*Exercise directions*
Return the data exactly, with all pictures removed.

───── Given data

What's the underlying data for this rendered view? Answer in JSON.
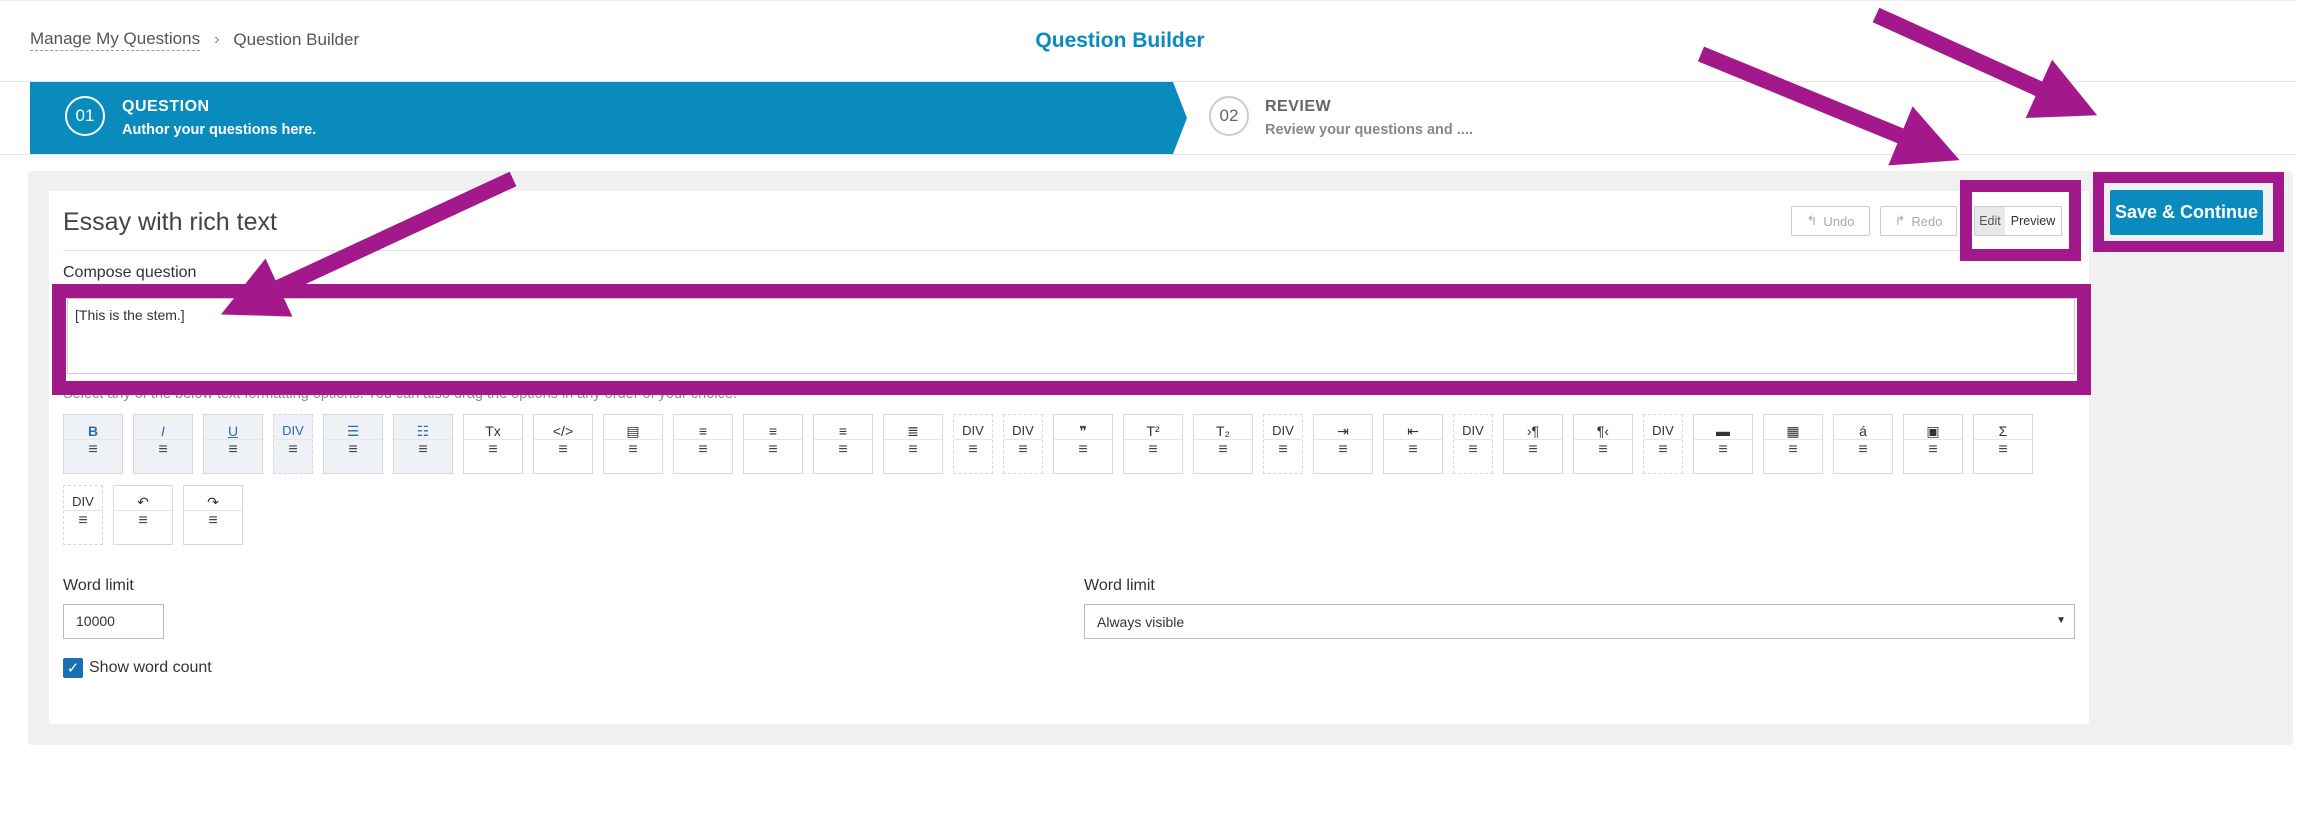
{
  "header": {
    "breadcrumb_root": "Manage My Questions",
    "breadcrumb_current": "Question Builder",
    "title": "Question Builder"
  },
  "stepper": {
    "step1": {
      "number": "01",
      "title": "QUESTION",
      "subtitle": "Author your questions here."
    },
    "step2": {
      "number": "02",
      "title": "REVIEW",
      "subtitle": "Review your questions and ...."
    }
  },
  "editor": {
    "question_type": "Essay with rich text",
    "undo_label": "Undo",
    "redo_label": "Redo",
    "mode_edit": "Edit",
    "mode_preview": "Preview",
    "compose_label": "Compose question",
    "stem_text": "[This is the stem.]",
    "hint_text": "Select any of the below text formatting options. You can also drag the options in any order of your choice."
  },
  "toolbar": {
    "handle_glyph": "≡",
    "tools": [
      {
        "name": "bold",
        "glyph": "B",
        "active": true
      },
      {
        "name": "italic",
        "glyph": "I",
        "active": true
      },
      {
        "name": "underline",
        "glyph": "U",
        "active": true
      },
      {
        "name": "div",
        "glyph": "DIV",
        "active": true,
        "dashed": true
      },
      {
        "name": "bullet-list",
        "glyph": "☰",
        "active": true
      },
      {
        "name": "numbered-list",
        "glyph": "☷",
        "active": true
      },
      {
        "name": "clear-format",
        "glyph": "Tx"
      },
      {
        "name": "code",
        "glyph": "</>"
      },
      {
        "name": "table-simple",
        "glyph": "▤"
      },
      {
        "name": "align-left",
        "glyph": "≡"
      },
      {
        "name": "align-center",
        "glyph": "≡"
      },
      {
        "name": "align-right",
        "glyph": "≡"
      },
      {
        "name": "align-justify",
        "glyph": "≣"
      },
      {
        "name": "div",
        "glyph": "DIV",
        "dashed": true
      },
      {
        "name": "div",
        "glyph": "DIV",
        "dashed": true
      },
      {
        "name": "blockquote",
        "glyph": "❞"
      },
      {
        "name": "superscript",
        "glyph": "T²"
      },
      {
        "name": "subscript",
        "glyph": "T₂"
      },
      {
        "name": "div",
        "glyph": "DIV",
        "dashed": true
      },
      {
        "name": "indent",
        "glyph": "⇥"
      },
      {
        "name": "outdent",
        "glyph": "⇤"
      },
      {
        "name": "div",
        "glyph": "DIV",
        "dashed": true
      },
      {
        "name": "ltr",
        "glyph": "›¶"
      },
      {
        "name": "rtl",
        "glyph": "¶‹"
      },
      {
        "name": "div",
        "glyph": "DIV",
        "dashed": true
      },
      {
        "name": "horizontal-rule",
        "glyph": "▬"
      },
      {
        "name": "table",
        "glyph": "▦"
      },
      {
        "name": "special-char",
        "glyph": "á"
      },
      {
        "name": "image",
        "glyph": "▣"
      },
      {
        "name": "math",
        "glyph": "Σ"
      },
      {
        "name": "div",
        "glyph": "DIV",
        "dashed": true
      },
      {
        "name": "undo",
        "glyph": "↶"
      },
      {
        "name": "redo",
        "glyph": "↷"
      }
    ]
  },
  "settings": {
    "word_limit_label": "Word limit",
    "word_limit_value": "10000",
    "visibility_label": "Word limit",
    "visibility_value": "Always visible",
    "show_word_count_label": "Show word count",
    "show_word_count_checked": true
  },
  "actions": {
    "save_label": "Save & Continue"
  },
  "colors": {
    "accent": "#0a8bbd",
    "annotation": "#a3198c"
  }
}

──────────

*In response*
What's the underlying data for this rendered view? Answer in JSON.
{
  "header": {
    "breadcrumb_root": "Manage My Questions",
    "breadcrumb_current": "Question Builder",
    "title": "Question Builder"
  },
  "stepper": {
    "step1": {
      "number": "01",
      "title": "QUESTION",
      "subtitle": "Author your questions here."
    },
    "step2": {
      "number": "02",
      "title": "REVIEW",
      "subtitle": "Review your questions and ...."
    }
  },
  "editor": {
    "question_type": "Essay with rich text",
    "undo_label": "Undo",
    "redo_label": "Redo",
    "mode_edit": "Edit",
    "mode_preview": "Preview",
    "compose_label": "Compose question",
    "stem_text": "[This is the stem.]",
    "hint_text": "Select any of the below text formatting options. You can also drag the options in any order of your choice."
  },
  "toolbar": {
    "handle_glyph": "≡",
    "tools": [
      {
        "name": "bold",
        "glyph": "B",
        "active": true
      },
      {
        "name": "italic",
        "glyph": "I",
        "active": true
      },
      {
        "name": "underline",
        "glyph": "U",
        "active": true
      },
      {
        "name": "div",
        "glyph": "DIV",
        "active": true,
        "dashed": true
      },
      {
        "name": "bullet-list",
        "glyph": "☰",
        "active": true
      },
      {
        "name": "numbered-list",
        "glyph": "☷",
        "active": true
      },
      {
        "name": "clear-format",
        "glyph": "Tx"
      },
      {
        "name": "code",
        "glyph": "</>"
      },
      {
        "name": "table-simple",
        "glyph": "▤"
      },
      {
        "name": "align-left",
        "glyph": "≡"
      },
      {
        "name": "align-center",
        "glyph": "≡"
      },
      {
        "name": "align-right",
        "glyph": "≡"
      },
      {
        "name": "align-justify",
        "glyph": "≣"
      },
      {
        "name": "div",
        "glyph": "DIV",
        "dashed": true
      },
      {
        "name": "div",
        "glyph": "DIV",
        "dashed": true
      },
      {
        "name": "blockquote",
        "glyph": "❞"
      },
      {
        "name": "superscript",
        "glyph": "T²"
      },
      {
        "name": "subscript",
        "glyph": "T₂"
      },
      {
        "name": "div",
        "glyph": "DIV",
        "dashed": true
      },
      {
        "name": "indent",
        "glyph": "⇥"
      },
      {
        "name": "outdent",
        "glyph": "⇤"
      },
      {
        "name": "div",
        "glyph": "DIV",
        "dashed": true
      },
      {
        "name": "ltr",
        "glyph": "›¶"
      },
      {
        "name": "rtl",
        "glyph": "¶‹"
      },
      {
        "name": "div",
        "glyph": "DIV",
        "dashed": true
      },
      {
        "name": "horizontal-rule",
        "glyph": "▬"
      },
      {
        "name": "table",
        "glyph": "▦"
      },
      {
        "name": "special-char",
        "glyph": "á"
      },
      {
        "name": "image",
        "glyph": "▣"
      },
      {
        "name": "math",
        "glyph": "Σ"
      },
      {
        "name": "div",
        "glyph": "DIV",
        "dashed": true
      },
      {
        "name": "undo",
        "glyph": "↶"
      },
      {
        "name": "redo",
        "glyph": "↷"
      }
    ]
  },
  "settings": {
    "word_limit_label": "Word limit",
    "word_limit_value": "10000",
    "visibility_label": "Word limit",
    "visibility_value": "Always visible",
    "show_word_count_label": "Show word count",
    "show_word_count_checked": true
  },
  "actions": {
    "save_label": "Save & Continue"
  },
  "colors": {
    "accent": "#0a8bbd",
    "annotation": "#a3198c"
  }
}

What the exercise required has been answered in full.